--- BEGIN ---
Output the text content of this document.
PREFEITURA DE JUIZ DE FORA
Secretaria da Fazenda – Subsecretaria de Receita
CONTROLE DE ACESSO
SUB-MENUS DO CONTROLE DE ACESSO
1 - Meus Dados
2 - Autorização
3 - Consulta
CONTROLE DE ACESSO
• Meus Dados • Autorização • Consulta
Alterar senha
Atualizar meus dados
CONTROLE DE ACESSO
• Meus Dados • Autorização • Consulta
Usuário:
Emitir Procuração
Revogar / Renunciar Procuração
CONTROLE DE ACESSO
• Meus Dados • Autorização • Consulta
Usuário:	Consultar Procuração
--- END ---
--- BEGIN ---
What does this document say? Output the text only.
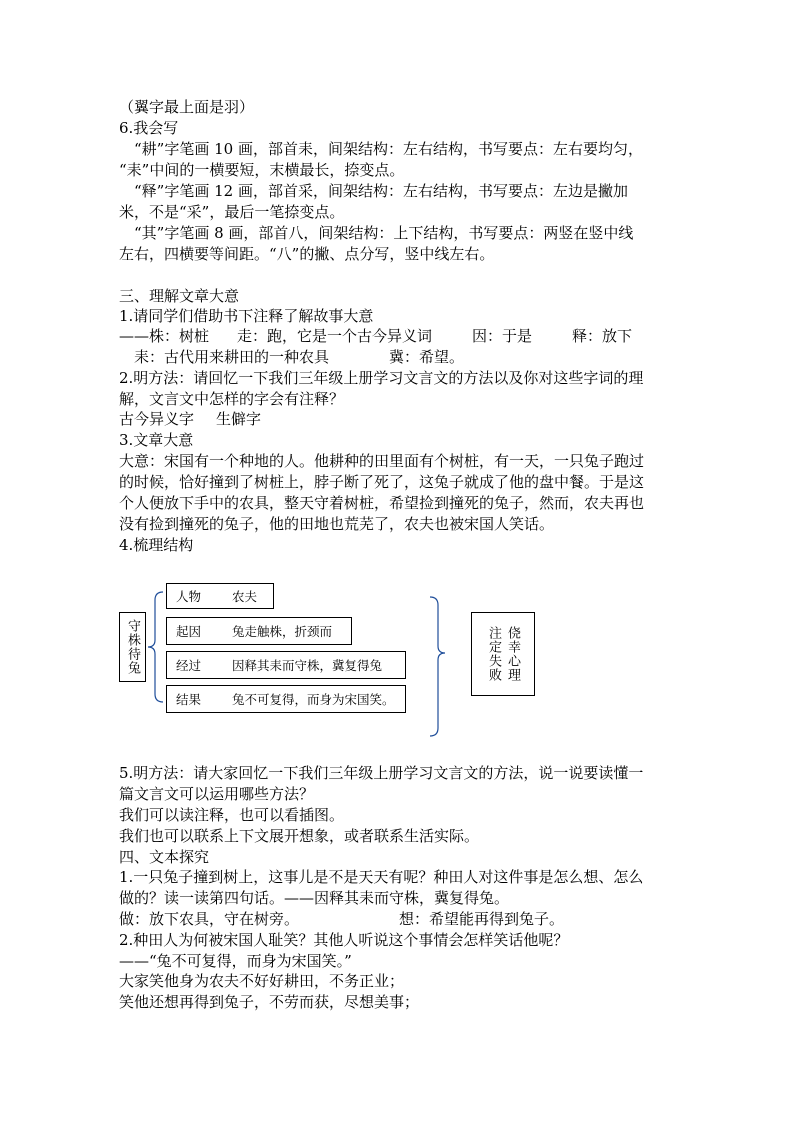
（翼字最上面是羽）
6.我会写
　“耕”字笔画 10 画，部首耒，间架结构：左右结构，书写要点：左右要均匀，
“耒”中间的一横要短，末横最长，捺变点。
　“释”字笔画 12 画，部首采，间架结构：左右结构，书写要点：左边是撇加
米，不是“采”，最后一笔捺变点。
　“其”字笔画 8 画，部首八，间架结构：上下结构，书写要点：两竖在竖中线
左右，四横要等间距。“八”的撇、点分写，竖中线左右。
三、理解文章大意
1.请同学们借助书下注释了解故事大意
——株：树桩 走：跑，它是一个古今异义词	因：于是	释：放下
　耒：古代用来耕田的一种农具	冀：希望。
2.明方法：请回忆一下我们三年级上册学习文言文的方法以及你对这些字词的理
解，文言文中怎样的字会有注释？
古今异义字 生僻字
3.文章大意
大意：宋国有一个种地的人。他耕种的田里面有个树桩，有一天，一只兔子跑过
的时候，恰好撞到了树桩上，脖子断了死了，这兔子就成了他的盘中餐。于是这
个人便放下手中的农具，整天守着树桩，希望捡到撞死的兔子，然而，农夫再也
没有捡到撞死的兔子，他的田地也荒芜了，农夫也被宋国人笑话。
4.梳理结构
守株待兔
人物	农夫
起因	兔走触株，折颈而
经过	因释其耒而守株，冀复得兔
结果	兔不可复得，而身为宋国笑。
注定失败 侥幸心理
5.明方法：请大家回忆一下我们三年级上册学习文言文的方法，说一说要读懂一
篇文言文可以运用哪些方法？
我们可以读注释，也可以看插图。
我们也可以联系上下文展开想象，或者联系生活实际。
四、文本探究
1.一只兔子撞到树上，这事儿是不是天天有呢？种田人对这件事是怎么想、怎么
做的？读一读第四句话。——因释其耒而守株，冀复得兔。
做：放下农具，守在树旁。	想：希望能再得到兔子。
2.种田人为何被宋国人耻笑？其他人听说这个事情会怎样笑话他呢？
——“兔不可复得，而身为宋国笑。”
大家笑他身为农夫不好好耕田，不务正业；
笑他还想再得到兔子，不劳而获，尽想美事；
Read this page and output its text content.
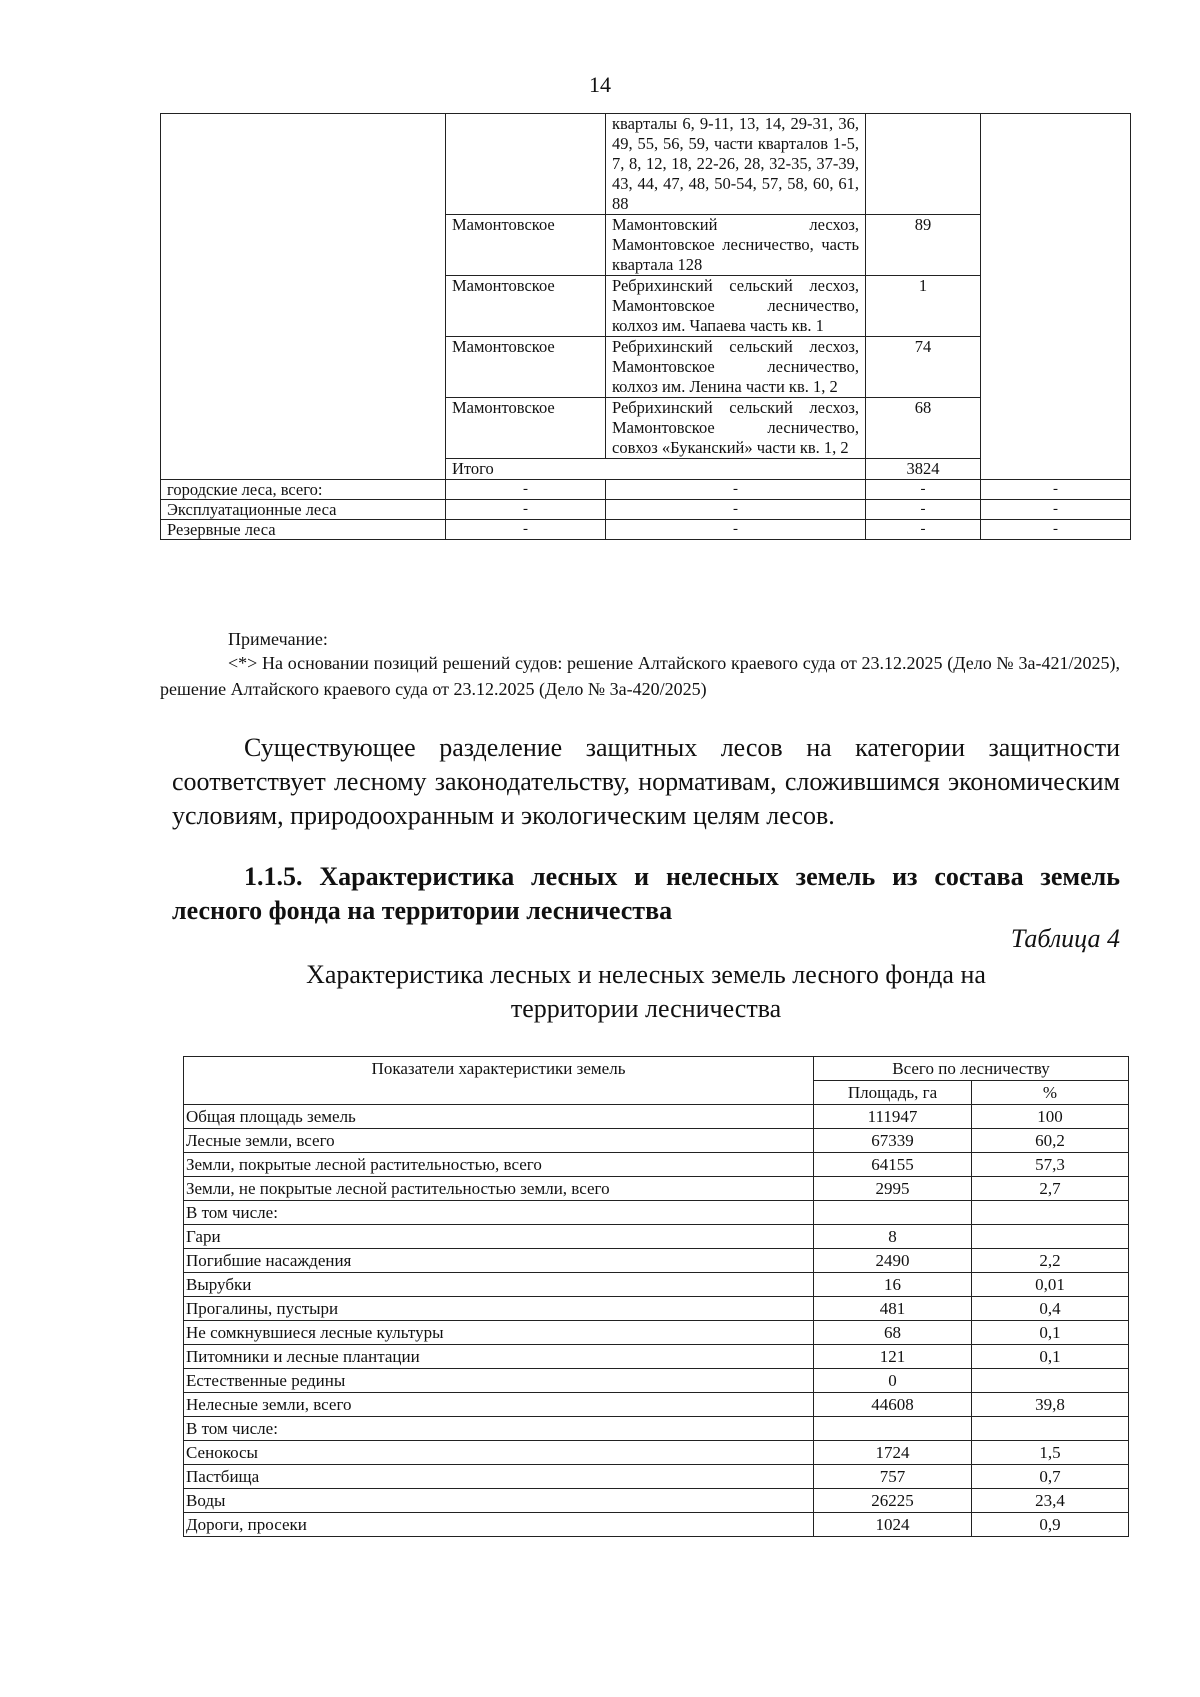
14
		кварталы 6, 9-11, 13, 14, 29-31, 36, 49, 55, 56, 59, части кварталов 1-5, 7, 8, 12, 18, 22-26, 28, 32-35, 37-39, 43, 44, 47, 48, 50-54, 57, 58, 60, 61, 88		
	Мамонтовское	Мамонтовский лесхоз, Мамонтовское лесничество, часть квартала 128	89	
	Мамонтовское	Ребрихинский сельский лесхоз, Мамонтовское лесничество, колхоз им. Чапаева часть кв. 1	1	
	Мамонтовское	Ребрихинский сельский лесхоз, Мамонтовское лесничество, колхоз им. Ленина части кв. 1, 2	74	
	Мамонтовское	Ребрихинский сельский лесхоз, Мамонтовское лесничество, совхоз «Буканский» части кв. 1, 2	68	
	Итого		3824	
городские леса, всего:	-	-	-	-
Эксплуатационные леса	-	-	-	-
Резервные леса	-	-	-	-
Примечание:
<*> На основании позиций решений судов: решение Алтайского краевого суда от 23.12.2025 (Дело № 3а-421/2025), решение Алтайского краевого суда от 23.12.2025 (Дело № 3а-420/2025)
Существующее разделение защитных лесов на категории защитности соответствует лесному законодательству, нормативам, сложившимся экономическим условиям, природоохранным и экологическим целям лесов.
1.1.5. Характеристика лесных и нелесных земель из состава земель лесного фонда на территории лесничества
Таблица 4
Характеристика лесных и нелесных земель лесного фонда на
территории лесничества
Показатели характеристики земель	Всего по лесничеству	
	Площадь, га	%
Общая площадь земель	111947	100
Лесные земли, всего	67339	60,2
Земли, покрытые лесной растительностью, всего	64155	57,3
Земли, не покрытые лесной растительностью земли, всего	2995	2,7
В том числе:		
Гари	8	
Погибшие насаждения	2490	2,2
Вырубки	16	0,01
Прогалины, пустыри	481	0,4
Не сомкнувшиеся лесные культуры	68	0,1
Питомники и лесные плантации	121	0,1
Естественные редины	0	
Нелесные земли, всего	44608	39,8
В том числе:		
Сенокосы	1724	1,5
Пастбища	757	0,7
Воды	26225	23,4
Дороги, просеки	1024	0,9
--- END ---
Written request:
Only lines with the string "content" belong in your answer; copy each one.

Written answer:
Output the text content of this document.
Read this page and output its text content.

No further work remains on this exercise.